* _The records_:

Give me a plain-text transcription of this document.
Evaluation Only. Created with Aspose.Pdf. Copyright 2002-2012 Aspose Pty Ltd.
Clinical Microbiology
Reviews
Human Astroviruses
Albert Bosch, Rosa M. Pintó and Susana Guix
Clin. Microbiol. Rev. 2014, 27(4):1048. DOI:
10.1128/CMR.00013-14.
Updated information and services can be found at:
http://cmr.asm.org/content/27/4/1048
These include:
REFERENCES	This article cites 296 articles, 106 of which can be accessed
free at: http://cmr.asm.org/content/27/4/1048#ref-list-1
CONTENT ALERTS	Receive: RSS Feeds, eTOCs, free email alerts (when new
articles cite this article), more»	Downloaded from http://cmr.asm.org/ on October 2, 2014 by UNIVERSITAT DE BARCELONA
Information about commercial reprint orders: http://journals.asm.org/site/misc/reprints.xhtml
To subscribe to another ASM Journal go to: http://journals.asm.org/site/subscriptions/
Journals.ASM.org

* _The problem_: Please find, in the entries above, every line where "free" occurs, and copy it.

* _Response below_:
free at: http://cmr.asm.org/content/27/4/1048#ref-list-1
CONTENT ALERTS	Receive: RSS Feeds, eTOCs, free email alerts (when new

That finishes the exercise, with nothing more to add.